--- EXTRACTED MATERIAL ---

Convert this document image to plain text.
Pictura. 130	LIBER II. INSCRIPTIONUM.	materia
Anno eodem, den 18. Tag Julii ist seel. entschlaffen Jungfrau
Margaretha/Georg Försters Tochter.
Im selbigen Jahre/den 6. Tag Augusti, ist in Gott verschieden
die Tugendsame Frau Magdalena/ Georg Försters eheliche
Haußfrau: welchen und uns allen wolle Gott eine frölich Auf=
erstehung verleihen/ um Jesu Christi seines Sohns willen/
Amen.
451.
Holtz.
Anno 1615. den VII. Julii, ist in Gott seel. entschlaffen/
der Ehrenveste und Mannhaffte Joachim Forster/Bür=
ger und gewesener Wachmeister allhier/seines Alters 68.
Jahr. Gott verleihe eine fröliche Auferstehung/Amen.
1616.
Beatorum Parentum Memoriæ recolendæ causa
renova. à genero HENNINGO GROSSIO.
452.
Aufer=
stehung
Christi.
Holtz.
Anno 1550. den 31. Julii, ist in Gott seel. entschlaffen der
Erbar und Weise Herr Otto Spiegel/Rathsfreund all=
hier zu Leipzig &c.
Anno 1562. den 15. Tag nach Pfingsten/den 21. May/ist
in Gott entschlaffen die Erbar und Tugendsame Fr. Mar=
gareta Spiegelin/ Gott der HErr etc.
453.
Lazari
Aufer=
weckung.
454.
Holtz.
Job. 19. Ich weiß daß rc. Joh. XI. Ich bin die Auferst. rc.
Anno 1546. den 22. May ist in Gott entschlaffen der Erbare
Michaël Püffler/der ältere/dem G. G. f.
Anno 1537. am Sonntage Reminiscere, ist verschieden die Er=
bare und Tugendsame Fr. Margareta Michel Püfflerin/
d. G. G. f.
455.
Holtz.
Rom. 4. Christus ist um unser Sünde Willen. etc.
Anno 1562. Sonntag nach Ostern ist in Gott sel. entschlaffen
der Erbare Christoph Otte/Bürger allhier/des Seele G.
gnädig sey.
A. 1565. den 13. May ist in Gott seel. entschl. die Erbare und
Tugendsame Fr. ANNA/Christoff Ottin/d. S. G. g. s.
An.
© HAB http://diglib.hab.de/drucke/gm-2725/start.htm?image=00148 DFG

---

YOUR INSTRUCTIONS → Count the lines in the records above that hold the word "nach", and give only that number.

ANSWER TO THIS EXERCISE → 2